___ Data

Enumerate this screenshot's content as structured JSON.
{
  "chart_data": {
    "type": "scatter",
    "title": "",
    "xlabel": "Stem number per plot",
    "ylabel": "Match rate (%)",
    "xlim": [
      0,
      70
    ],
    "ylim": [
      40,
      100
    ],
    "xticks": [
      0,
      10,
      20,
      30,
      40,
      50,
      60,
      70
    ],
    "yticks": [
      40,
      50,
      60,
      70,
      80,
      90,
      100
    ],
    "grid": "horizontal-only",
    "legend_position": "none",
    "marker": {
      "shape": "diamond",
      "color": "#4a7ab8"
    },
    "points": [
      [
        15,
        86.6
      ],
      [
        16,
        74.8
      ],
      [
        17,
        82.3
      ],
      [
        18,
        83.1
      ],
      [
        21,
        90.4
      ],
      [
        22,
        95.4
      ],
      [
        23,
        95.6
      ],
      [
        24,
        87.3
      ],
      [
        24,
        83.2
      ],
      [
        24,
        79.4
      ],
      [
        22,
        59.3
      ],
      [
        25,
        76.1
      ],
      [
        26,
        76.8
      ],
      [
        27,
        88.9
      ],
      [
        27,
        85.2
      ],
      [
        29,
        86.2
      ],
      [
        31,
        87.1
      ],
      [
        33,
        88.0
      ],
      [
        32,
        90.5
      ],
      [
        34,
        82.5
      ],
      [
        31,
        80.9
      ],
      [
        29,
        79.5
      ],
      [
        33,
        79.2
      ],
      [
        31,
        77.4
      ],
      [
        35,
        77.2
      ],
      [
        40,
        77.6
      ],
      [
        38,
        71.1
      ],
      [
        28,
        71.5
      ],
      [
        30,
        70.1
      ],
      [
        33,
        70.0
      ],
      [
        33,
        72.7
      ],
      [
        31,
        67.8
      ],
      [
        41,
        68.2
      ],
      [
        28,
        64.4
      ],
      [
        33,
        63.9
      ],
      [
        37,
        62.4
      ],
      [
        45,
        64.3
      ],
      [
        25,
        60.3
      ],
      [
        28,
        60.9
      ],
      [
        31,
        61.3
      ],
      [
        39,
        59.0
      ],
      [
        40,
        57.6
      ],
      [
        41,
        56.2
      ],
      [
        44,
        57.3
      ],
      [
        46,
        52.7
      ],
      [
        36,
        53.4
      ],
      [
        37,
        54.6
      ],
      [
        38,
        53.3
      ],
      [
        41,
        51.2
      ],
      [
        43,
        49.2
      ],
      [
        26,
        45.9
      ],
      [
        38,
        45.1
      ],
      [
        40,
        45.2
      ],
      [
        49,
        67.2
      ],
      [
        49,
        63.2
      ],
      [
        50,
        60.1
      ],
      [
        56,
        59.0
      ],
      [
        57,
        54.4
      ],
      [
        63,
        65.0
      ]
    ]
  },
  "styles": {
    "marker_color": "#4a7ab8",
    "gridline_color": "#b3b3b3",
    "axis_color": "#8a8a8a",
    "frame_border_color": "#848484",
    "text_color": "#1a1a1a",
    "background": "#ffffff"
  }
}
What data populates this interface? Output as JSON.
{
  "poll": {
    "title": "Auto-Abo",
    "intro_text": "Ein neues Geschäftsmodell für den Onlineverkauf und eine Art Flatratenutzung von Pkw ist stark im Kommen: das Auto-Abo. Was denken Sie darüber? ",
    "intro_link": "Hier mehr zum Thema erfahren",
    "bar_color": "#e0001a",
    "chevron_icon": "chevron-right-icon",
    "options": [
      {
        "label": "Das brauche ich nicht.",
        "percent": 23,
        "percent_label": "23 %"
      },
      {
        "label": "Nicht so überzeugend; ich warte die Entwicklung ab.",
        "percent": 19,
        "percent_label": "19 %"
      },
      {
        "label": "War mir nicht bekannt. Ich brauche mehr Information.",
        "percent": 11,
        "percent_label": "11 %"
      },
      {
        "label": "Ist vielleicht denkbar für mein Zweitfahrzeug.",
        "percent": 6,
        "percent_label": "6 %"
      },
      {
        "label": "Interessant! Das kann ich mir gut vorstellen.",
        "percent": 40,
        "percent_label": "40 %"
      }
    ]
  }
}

______

§ Problem details
Output a single number: how many lines contain the word "JSON".

§ Task solution
2